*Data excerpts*
※
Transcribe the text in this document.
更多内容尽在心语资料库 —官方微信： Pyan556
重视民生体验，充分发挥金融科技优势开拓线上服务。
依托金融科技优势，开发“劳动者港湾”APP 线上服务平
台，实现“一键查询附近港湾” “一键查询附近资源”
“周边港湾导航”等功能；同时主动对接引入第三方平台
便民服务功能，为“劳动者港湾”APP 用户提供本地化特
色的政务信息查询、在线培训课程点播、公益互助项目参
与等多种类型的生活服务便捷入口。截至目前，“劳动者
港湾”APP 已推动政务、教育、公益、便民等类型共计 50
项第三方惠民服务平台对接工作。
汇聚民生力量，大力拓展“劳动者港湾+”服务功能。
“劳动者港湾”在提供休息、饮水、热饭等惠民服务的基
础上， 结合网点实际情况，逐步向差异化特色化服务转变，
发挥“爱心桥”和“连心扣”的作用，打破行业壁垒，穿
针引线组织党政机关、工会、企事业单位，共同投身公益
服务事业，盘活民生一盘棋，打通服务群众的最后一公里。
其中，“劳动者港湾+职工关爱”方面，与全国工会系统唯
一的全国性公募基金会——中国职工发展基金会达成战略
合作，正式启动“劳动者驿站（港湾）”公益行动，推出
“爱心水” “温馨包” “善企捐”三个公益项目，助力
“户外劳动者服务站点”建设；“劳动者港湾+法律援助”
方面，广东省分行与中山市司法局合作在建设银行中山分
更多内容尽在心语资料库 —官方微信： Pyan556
※
*THE EXERCISE*
Read the data above and pull out each line that holds the string "劳动者港湾".

*FULL OUTPUT*
依托金融科技优势，开发“劳动者港湾”APP 线上服务平
便民服务功能，为“劳动者港湾”APP 用户提供本地化特
汇聚民生力量，大力拓展“劳动者港湾+”服务功能。
“劳动者港湾”在提供休息、饮水、热饭等惠民服务的基
其中，“劳动者港湾+职工关爱”方面，与全国工会系统唯
“户外劳动者服务站点”建设；“劳动者港湾+法律援助”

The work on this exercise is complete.